>> Start

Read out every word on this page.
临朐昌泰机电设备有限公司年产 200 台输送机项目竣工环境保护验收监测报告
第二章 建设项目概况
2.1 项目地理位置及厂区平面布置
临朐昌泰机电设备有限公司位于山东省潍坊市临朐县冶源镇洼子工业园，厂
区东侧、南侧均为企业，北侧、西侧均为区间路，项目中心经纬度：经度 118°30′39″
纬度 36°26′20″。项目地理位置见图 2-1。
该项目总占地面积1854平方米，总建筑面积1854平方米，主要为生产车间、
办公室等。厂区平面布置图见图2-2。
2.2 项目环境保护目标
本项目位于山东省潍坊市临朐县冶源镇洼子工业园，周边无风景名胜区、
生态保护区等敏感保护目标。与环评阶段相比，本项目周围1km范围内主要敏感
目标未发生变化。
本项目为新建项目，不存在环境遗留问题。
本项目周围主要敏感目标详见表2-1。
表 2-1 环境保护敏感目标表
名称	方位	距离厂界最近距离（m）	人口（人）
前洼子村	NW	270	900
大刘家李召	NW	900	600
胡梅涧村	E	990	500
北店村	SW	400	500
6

>> End

- Problem requirements -
Give back all the records exactly as they stand.

- Response below -
Read out every word on this page.
临朐昌泰机电设备有限公司年产 200 台输送机项目竣工环境保护验收监测报告
第二章 建设项目概况
2.1 项目地理位置及厂区平面布置
临朐昌泰机电设备有限公司位于山东省潍坊市临朐县冶源镇洼子工业园，厂
区东侧、南侧均为企业，北侧、西侧均为区间路，项目中心经纬度：经度 118°30′39″
纬度 36°26′20″。项目地理位置见图 2-1。
该项目总占地面积1854平方米，总建筑面积1854平方米，主要为生产车间、
办公室等。厂区平面布置图见图2-2。
2.2 项目环境保护目标
本项目位于山东省潍坊市临朐县冶源镇洼子工业园，周边无风景名胜区、
生态保护区等敏感保护目标。与环评阶段相比，本项目周围1km范围内主要敏感
目标未发生变化。
本项目为新建项目，不存在环境遗留问题。
本项目周围主要敏感目标详见表2-1。
表 2-1 环境保护敏感目标表
名称	方位	距离厂界最近距离（m）	人口（人）
前洼子村	NW	270	900
大刘家李召	NW	900	600
胡梅涧村	E	990	500
北店村	SW	400	500
6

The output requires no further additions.